### The problem
Word for word, restate every line of the material.

### Items from a dataset
####################

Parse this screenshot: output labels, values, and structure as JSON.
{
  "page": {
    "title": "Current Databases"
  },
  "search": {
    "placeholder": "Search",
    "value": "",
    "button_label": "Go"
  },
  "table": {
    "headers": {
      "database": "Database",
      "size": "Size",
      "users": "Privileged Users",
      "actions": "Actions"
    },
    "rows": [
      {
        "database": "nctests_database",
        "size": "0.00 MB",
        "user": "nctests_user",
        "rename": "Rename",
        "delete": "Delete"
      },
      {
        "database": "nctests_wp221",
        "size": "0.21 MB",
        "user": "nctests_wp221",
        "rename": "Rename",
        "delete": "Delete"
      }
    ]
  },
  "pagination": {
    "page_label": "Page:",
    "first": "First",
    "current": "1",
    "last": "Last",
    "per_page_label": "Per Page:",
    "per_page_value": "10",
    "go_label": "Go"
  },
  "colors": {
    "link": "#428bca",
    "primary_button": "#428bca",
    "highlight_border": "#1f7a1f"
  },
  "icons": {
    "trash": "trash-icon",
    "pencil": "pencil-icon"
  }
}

####################

### Result below
Parse this screenshot: output labels, values, and structure as JSON.
{
  "page": {
    "title": "Current Databases"
  },
  "search": {
    "placeholder": "Search",
    "value": "",
    "button_label": "Go"
  },
  "table": {
    "headers": {
      "database": "Database",
      "size": "Size",
      "users": "Privileged Users",
      "actions": "Actions"
    },
    "rows": [
      {
        "database": "nctests_database",
        "size": "0.00 MB",
        "user": "nctests_user",
        "rename": "Rename",
        "delete": "Delete"
      },
      {
        "database": "nctests_wp221",
        "size": "0.21 MB",
        "user": "nctests_wp221",
        "rename": "Rename",
        "delete": "Delete"
      }
    ]
  },
  "pagination": {
    "page_label": "Page:",
    "first": "First",
    "current": "1",
    "last": "Last",
    "per_page_label": "Per Page:",
    "per_page_value": "10",
    "go_label": "Go"
  },
  "colors": {
    "link": "#428bca",
    "primary_button": "#428bca",
    "highlight_border": "#1f7a1f"
  },
  "icons": {
    "trash": "trash-icon",
    "pencil": "pencil-icon"
  }
}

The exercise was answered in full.